### Partes do exercício
• A. Indique todos os valores percentuais diferentes que aparecem no excerto do documento. Se um valor aparecer mais de uma vez, mencione-o só uma vez.
• B. Copie do excerto do documento tudo o que vai de "Todos achamos que" até "diferença tão grande?".

──────── Excerto do documento ────────

Este discurso parece ser para os partidos à esquerda, mas não será também para o interior do PS? Por exemplo, na questão dos aumentos para os salários mais baixos na função pública, foi o líder parlamentar Carlos César que veio publicamente assumir que era importante, e aconteceu...
Todos achamos que é importante. Já tínhamos sinalizado que poderíamos ir mais longe. Governar é exactamente isto, não há outro objectivo que não seja construir as condições para que no futuro o país possa ter outro tipo de políticas mais próximas das famílias, mais próximas de quem mais necessita. É esse o papel do Estado social, mas não o podemos fazer de forma desregrada.

No défice, têm acertado, mas há áreas em que as metas não estão a ser cumpridas. O investimento público não cresceu 40% como estava previsto no OE, mas perto de 10%. Como é que explica uma diferença tão grande?
O investimento público está a crescer há dois anos, e este ano também, acima de 10%. Nesta legislatura, a percentagem de investimento que é executada face àquela que estava orçamentada no respectivo orçamento tem sido, em média, da ordem dos 86,5%. Na legislatura anterior, o valor foi de 84%. Ou seja, na legislatura anterior, deixou-se mais investimento orçamentado por executar.

Portanto, o que está a dizer é que este investimento abaixo do previsto é normal?
Eu explico porquê. O orçamento é uma autorização de despesa. O Governo só pode gastar aquilo que o Parlamento autoriza. O investimento não é como o Anita Vai às Compras, não vamos com o Pantufa, com um cesto, comprar investimento. O investimento tem concursos e às vezes os concursos ficam desertos. Tem acontecido durante este ano, porque ninguém faz propostas abaixo do preço que a Administração Pública coloca como valor máximo de licitação. A questão é que, mesmo nestes casos, tem de haver uma autorização de despesa.

As autorizações têm de lá estar em contabilidade pública. Em contabilidade nacional, o que está em causa é uma estimativa, que foi exagerada, alterando a composição da redução do défice que estava prevista...
Não altera muito. Porque se formos ver a diferença entre investimento e a receita de capital, aquilo que se verifica é que a receita de capital ficou sempre muito mais abaixo do investimento. Ficou sempre muito mais receita de capital por concretizar do que investimento, o que significa que o contributo daquilo a que se chama saldo de capital para a consolidação foi negativo. É o contrário do que me estão a dizer.

──────── Extrato de dados ────────

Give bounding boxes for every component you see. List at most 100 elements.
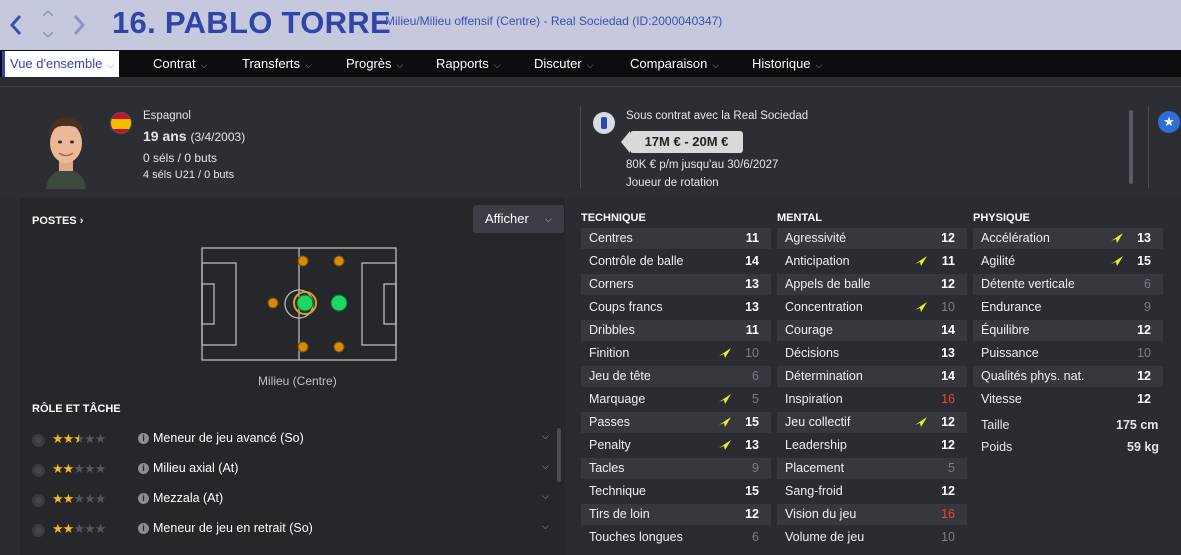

────────

### Respostas por tarefa
• A. 40%, 10%, 86,5%, 84%

• B.
Todos achamos que é importante. Já tínhamos sinalizado que poderíamos ir mais longe. Governar é exactamente isto, não há outro objectivo que não seja construir as condições para que no futuro o país possa ter outro tipo de políticas mais próximas das famílias, mais próximas de quem mais necessita. É esse o papel do Estado social, mas não o podemos fazer de forma desregrada.

No défice, têm acertado, mas há áreas em que as metas não estão a ser cumpridas. O investimento público não cresceu 40% como estava previsto no OE, mas perto de 10%. Como é que explica uma diferença tão grande?